* [The request]:
Can you write out all the lines word for word, with no pictures?

* [Records]:

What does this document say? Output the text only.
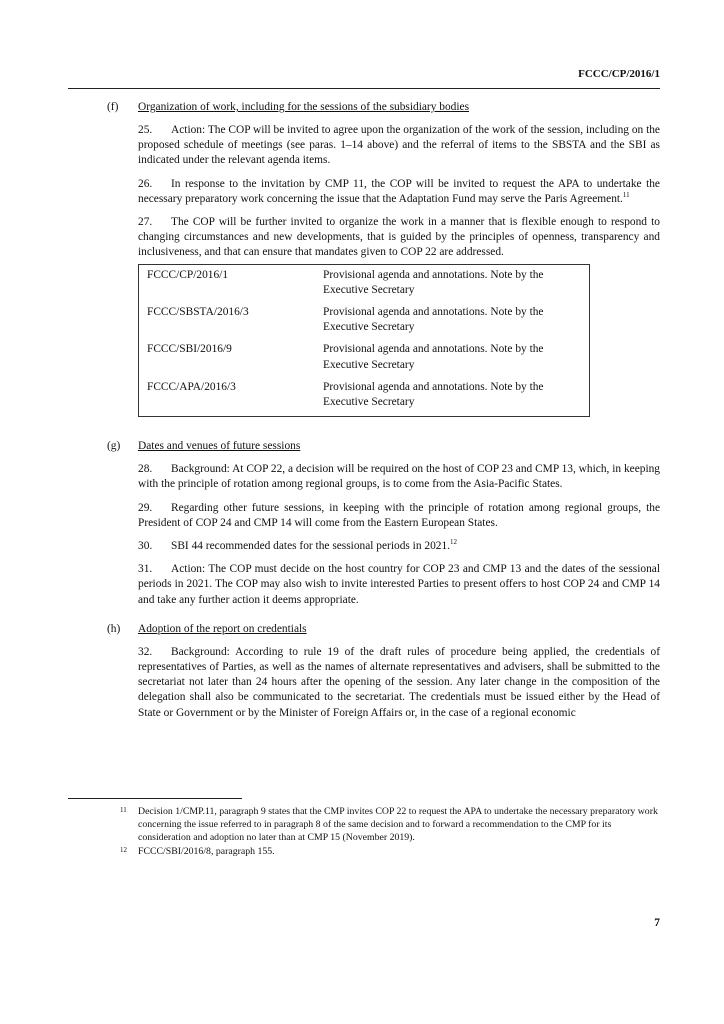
FCCC/CP/2016/1
(f)	Organization of work, including for the sessions of the subsidiary bodies

25. Action: The COP will be invited to agree upon the organization of the work of the session, including on the proposed schedule of meetings (see paras. 1–14 above) and the referral of items to the SBSTA and the SBI as indicated under the relevant agenda items.

26. In response to the invitation by CMP 11, the COP will be invited to request the APA to undertake the necessary preparatory work concerning the issue that the Adaptation Fund may serve the Paris Agreement.$^{11}$

27. The COP will be further invited to organize the work in a manner that is flexible enough to respond to changing circumstances and new developments, that is guided by the principles of openness, transparency and inclusiveness, and that can ensure that mandates given to COP 22 are addressed.

FCCC/CP/2016/1	Provisional agenda and annotations. Note by the Executive Secretary
FCCC/SBSTA/2016/3	Provisional agenda and annotations. Note by the Executive Secretary
FCCC/SBI/2016/9	Provisional agenda and annotations. Note by the Executive Secretary
FCCC/APA/2016/3	Provisional agenda and annotations. Note by the Executive Secretary
(g)	Dates and venues of future sessions

28. Background: At COP 22, a decision will be required on the host of COP 23 and CMP 13, which, in keeping with the principle of rotation among regional groups, is to come from the Asia-Pacific States.

29. Regarding other future sessions, in keeping with the principle of rotation among regional groups, the President of COP 24 and CMP 14 will come from the Eastern European States.

30. SBI 44 recommended dates for the sessional periods in 2021.12

31. Action: The COP must decide on the host country for COP 23 and CMP 13 and the dates of the sessional periods in 2021. The COP may also wish to invite interested Parties to present offers to host COP 24 and CMP 14 and take any further action it deems appropriate.

(h)	Adoption of the report on credentials

32. Background: According to rule 19 of the draft rules of procedure being applied, the credentials of representatives of Parties, as well as the names of alternate representatives and advisers, shall be submitted to the secretariat not later than 24 hours after the opening of the session. Any later change in the composition of the delegation shall also be communicated to the secretariat. The credentials must be issued either by the Head of State or Government or by the Minister of Foreign Affairs or, in the case of a regional economic

11	Decision 1/CMP.11, paragraph 9 states that the CMP invites COP 22 to request the APA to undertake the necessary preparatory work concerning the issue referred to in paragraph 8 of the same decision and to forward a recommendation to the CMP for its consideration and adoption no later than at CMP 15 (November 2019).
12	FCCC/SBI/2016/8, paragraph 155.
7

* [Completed task]:
What does this document say? Output the text only.
FCCC/CP/2016/1
(f)	Organization of work, including for the sessions of the subsidiary bodies

25. Action: The COP will be invited to agree upon the organization of the work of the session, including on the proposed schedule of meetings (see paras. 1–14 above) and the referral of items to the SBSTA and the SBI as indicated under the relevant agenda items.

26. In response to the invitation by CMP 11, the COP will be invited to request the APA to undertake the necessary preparatory work concerning the issue that the Adaptation Fund may serve the Paris Agreement.$^{11}$

27. The COP will be further invited to organize the work in a manner that is flexible enough to respond to changing circumstances and new developments, that is guided by the principles of openness, transparency and inclusiveness, and that can ensure that mandates given to COP 22 are addressed.

FCCC/CP/2016/1	Provisional agenda and annotations. Note by the Executive Secretary
FCCC/SBSTA/2016/3	Provisional agenda and annotations. Note by the Executive Secretary
FCCC/SBI/2016/9	Provisional agenda and annotations. Note by the Executive Secretary
FCCC/APA/2016/3	Provisional agenda and annotations. Note by the Executive Secretary
(g)	Dates and venues of future sessions

28. Background: At COP 22, a decision will be required on the host of COP 23 and CMP 13, which, in keeping with the principle of rotation among regional groups, is to come from the Asia-Pacific States.

29. Regarding other future sessions, in keeping with the principle of rotation among regional groups, the President of COP 24 and CMP 14 will come from the Eastern European States.

30. SBI 44 recommended dates for the sessional periods in 2021.12

31. Action: The COP must decide on the host country for COP 23 and CMP 13 and the dates of the sessional periods in 2021. The COP may also wish to invite interested Parties to present offers to host COP 24 and CMP 14 and take any further action it deems appropriate.

(h)	Adoption of the report on credentials

32. Background: According to rule 19 of the draft rules of procedure being applied, the credentials of representatives of Parties, as well as the names of alternate representatives and advisers, shall be submitted to the secretariat not later than 24 hours after the opening of the session. Any later change in the composition of the delegation shall also be communicated to the secretariat. The credentials must be issued either by the Head of State or Government or by the Minister of Foreign Affairs or, in the case of a regional economic

11	Decision 1/CMP.11, paragraph 9 states that the CMP invites COP 22 to request the APA to undertake the necessary preparatory work concerning the issue referred to in paragraph 8 of the same decision and to forward a recommendation to the CMP for its consideration and adoption no later than at CMP 15 (November 2019).
12	FCCC/SBI/2016/8, paragraph 155.
7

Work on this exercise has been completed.